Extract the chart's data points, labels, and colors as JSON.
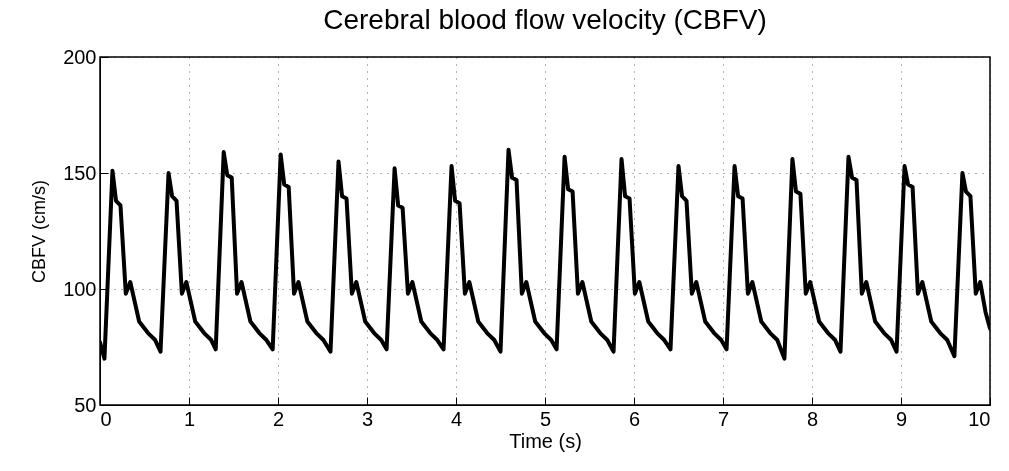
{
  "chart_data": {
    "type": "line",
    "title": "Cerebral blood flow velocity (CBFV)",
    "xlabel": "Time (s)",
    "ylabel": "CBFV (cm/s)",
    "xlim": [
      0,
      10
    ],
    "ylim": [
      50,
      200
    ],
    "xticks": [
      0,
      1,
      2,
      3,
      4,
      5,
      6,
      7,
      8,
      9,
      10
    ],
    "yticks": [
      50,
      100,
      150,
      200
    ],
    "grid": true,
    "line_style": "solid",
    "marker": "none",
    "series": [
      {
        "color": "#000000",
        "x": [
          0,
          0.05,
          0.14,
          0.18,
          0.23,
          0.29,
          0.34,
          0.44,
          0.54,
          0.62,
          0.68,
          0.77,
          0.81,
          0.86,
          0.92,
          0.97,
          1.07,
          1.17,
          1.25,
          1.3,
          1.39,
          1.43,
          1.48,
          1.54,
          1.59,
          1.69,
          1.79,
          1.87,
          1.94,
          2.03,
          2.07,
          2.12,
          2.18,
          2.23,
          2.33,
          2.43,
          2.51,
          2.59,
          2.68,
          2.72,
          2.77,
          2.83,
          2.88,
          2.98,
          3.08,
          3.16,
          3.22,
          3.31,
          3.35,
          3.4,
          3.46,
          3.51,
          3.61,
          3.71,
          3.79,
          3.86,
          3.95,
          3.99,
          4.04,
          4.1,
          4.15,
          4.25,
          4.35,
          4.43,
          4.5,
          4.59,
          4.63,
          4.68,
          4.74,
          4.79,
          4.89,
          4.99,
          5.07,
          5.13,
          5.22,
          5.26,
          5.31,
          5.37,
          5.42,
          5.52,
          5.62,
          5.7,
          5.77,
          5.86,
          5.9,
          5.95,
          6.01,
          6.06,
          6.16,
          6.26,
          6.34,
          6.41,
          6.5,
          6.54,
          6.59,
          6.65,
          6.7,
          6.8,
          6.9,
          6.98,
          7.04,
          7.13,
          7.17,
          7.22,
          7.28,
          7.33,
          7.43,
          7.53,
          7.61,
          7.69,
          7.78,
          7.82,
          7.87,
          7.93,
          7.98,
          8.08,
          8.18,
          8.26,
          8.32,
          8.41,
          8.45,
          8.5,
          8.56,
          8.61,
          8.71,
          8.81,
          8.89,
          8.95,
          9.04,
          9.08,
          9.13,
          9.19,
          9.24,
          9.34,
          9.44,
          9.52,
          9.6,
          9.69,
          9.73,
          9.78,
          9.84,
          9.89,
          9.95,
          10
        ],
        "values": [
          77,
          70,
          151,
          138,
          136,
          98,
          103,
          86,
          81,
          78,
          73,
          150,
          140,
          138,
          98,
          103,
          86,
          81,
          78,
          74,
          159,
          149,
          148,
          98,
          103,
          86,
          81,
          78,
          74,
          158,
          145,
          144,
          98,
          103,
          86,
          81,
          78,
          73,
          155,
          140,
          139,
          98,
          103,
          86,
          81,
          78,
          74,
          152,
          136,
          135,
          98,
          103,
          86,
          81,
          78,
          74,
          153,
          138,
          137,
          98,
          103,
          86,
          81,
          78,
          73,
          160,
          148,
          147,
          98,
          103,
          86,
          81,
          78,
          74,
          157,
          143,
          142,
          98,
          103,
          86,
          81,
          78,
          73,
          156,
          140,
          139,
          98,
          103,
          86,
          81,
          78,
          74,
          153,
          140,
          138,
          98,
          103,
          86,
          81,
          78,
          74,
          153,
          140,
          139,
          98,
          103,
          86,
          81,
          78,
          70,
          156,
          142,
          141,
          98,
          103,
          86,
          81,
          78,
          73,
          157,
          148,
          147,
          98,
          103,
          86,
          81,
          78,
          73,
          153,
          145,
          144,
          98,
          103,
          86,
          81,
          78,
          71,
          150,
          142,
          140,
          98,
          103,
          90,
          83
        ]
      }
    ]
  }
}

* * * * * * * * *

- **Work instructions**:
Extract, from the material above, each line holding the word "CBFV".

- **Exercise result**:
    "title": "Cerebral blood flow velocity (CBFV)",
    "ylabel": "CBFV (cm/s)",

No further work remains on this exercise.